> _PROBLEM STATEMENT_
Find the string "Stosuje" in the entries and copy each line that has it.

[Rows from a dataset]
--------------------------------

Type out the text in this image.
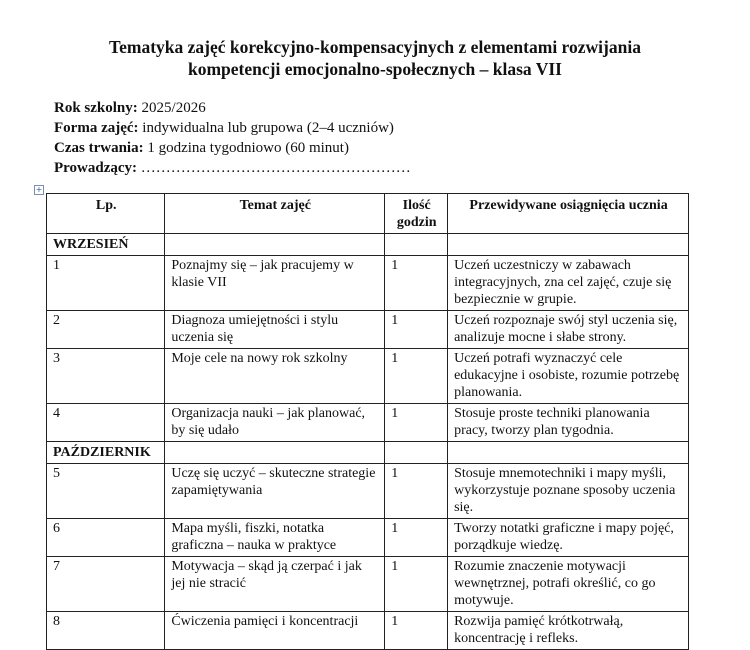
Tematyka zajęć korekcyjno-kompensacyjnych z elementami rozwijania
kompetencji emocjonalno-społecznych – klasa VII
Rok szkolny: 2025/2026
Forma zajęć: indywidualna lub grupowa (2–4 uczniów)
Czas trwania: 1 godzina tygodniowo (60 minut)
Prowadzący: ………………………………………………
+
Lp.	Temat zajęć	Ilość godzin	Przewidywane osiągnięcia ucznia
WRZESIEŃ			
1	Poznajmy się – jak pracujemy w klasie VII	1	Uczeń uczestniczy w zabawach integracyjnych, zna cel zajęć, czuje się bezpiecznie w grupie.
2	Diagnoza umiejętności i stylu uczenia się	1	Uczeń rozpoznaje swój styl uczenia się, analizuje mocne i słabe strony.
3	Moje cele na nowy rok szkolny	1	Uczeń potrafi wyznaczyć cele edukacyjne i osobiste, rozumie potrzebę planowania.
4	Organizacja nauki – jak planować, by się udało	1	Stosuje proste techniki planowania pracy, tworzy plan tygodnia.
PAŹDZIERNIK			
5	Uczę się uczyć – skuteczne strategie zapamiętywania	1	Stosuje mnemotechniki i mapy myśli, wykorzystuje poznane sposoby uczenia się.
6	Mapa myśli, fiszki, notatka graficzna – nauka w praktyce	1	Tworzy notatki graficzne i mapy pojęć, porządkuje wiedzę.
7	Motywacja – skąd ją czerpać i jak jej nie stracić	1	Rozumie znaczenie motywacji wewnętrznej, potrafi określić, co go motywuje.
8	Ćwiczenia pamięci i koncentracji	1	Rozwija pamięć krótkotrwałą, koncentrację i refleks.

--------------------------------

> _THE OUTPUT_
4	Organizacja nauki – jak planować, by się udało	1	Stosuje proste techniki planowania pracy, tworzy plan tygodnia.
5	Uczę się uczyć – skuteczne strategie zapamiętywania	1	Stosuje mnemotechniki i mapy myśli, wykorzystuje poznane sposoby uczenia się.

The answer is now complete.